**AIM**
Return all of the lines below exactly as they are.

**MATERIAL PROVIDED**
============

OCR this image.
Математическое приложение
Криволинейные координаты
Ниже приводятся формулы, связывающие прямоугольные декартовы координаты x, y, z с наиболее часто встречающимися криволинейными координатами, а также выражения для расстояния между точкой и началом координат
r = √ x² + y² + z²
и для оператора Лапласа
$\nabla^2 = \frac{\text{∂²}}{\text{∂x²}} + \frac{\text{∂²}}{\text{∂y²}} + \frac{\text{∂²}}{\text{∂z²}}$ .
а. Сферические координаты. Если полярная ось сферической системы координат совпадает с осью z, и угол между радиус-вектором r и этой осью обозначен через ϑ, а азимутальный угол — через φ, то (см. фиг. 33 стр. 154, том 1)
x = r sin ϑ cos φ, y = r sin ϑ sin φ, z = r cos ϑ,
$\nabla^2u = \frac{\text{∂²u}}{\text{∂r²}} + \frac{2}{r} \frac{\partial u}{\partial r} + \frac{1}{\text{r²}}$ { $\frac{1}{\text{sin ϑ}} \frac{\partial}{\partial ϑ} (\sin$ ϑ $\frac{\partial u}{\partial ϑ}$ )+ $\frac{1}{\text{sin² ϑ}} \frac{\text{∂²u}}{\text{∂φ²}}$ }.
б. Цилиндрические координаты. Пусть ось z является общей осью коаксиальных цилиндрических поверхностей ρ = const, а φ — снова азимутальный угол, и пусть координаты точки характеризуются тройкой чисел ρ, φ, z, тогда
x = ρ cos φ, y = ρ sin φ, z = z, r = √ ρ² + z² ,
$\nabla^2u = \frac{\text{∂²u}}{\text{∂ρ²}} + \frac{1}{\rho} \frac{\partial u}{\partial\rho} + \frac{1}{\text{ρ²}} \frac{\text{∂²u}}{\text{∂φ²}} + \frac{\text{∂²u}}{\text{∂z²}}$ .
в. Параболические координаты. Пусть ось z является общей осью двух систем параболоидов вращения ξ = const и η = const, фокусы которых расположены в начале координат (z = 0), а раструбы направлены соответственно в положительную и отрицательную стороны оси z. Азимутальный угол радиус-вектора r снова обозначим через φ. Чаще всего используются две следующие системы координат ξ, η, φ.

============

**CORRECT RESULT**
OCR this image.
Математическое приложение
Криволинейные координаты
Ниже приводятся формулы, связывающие прямоугольные декартовы координаты x, y, z с наиболее часто встречающимися криволинейными координатами, а также выражения для расстояния между точкой и началом координат
r = √ x² + y² + z²
и для оператора Лапласа
$\nabla^2 = \frac{\text{∂²}}{\text{∂x²}} + \frac{\text{∂²}}{\text{∂y²}} + \frac{\text{∂²}}{\text{∂z²}}$ .
а. Сферические координаты. Если полярная ось сферической системы координат совпадает с осью z, и угол между радиус-вектором r и этой осью обозначен через ϑ, а азимутальный угол — через φ, то (см. фиг. 33 стр. 154, том 1)
x = r sin ϑ cos φ, y = r sin ϑ sin φ, z = r cos ϑ,
$\nabla^2u = \frac{\text{∂²u}}{\text{∂r²}} + \frac{2}{r} \frac{\partial u}{\partial r} + \frac{1}{\text{r²}}$ { $\frac{1}{\text{sin ϑ}} \frac{\partial}{\partial ϑ} (\sin$ ϑ $\frac{\partial u}{\partial ϑ}$ )+ $\frac{1}{\text{sin² ϑ}} \frac{\text{∂²u}}{\text{∂φ²}}$ }.
б. Цилиндрические координаты. Пусть ось z является общей осью коаксиальных цилиндрических поверхностей ρ = const, а φ — снова азимутальный угол, и пусть координаты точки характеризуются тройкой чисел ρ, φ, z, тогда
x = ρ cos φ, y = ρ sin φ, z = z, r = √ ρ² + z² ,
$\nabla^2u = \frac{\text{∂²u}}{\text{∂ρ²}} + \frac{1}{\rho} \frac{\partial u}{\partial\rho} + \frac{1}{\text{ρ²}} \frac{\text{∂²u}}{\text{∂φ²}} + \frac{\text{∂²u}}{\text{∂z²}}$ .
в. Параболические координаты. Пусть ось z является общей осью двух систем параболоидов вращения ξ = const и η = const, фокусы которых расположены в начале координат (z = 0), а раструбы направлены соответственно в положительную и отрицательную стороны оси z. Азимутальный угол радиус-вектора r снова обозначим через φ. Чаще всего используются две следующие системы координат ξ, η, φ.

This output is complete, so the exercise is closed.